--- start Data provided ---

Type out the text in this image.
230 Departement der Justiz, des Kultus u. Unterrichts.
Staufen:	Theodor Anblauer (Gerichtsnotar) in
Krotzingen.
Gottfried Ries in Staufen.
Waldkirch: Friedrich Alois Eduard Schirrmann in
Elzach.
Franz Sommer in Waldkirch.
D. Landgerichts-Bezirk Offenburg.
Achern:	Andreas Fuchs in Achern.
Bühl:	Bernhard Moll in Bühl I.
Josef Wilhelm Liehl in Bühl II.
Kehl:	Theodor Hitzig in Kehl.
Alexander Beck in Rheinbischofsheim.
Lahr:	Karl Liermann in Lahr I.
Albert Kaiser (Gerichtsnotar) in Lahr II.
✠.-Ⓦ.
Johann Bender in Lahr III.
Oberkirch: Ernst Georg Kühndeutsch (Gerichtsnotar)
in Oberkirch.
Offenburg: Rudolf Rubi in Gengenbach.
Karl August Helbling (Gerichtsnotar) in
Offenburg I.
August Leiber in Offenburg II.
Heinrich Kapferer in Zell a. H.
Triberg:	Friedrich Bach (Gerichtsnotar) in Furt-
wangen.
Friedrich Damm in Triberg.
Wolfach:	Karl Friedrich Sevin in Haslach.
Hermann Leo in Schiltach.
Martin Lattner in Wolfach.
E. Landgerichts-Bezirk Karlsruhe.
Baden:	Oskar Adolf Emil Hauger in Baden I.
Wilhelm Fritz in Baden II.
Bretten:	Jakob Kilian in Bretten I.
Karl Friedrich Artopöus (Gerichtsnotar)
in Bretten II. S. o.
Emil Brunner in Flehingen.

--- end Data provided ---

Pull every line containing "Wolfach" out of the data above.

▶ Output for this exercise
Wolfach:	Karl Friedrich Sevin in Haslach.
Martin Lattner in Wolfach.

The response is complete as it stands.